## The records
--- Start ---

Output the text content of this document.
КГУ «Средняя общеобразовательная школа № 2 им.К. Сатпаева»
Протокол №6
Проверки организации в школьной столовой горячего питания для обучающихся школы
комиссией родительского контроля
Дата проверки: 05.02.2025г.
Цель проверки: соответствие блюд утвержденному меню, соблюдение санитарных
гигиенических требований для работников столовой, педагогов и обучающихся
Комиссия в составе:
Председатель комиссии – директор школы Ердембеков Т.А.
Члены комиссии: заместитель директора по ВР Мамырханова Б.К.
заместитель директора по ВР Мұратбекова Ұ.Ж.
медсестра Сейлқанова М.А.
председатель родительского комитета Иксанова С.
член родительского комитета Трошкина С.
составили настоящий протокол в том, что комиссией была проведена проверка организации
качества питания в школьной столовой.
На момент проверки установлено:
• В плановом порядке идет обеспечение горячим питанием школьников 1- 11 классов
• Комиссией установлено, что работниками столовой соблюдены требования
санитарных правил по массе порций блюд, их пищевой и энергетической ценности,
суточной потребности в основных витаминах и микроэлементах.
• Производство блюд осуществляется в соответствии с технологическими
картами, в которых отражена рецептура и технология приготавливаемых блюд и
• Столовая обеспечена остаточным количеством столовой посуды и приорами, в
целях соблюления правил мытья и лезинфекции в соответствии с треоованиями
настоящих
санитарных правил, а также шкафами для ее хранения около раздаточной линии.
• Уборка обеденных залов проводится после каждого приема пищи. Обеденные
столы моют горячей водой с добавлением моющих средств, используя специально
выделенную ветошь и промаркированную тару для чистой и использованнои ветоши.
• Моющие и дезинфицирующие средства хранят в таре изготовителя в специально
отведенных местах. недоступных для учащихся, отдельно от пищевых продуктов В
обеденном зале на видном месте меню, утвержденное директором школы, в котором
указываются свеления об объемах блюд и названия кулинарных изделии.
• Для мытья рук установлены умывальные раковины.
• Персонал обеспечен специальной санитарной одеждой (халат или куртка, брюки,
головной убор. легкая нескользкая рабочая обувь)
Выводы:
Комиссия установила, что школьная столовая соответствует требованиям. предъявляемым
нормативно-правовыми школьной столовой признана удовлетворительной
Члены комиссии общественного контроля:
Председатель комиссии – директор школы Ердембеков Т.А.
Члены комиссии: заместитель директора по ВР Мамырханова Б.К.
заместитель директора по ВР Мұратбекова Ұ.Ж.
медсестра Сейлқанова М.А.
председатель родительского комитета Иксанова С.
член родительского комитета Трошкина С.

--- End ---

## Exercise
Copy and report every line where the word "питания" is present.

## Response to the exercise
Проверки организации в школьной столовой горячего питания для обучающихся школы
качества питания в школьной столовой.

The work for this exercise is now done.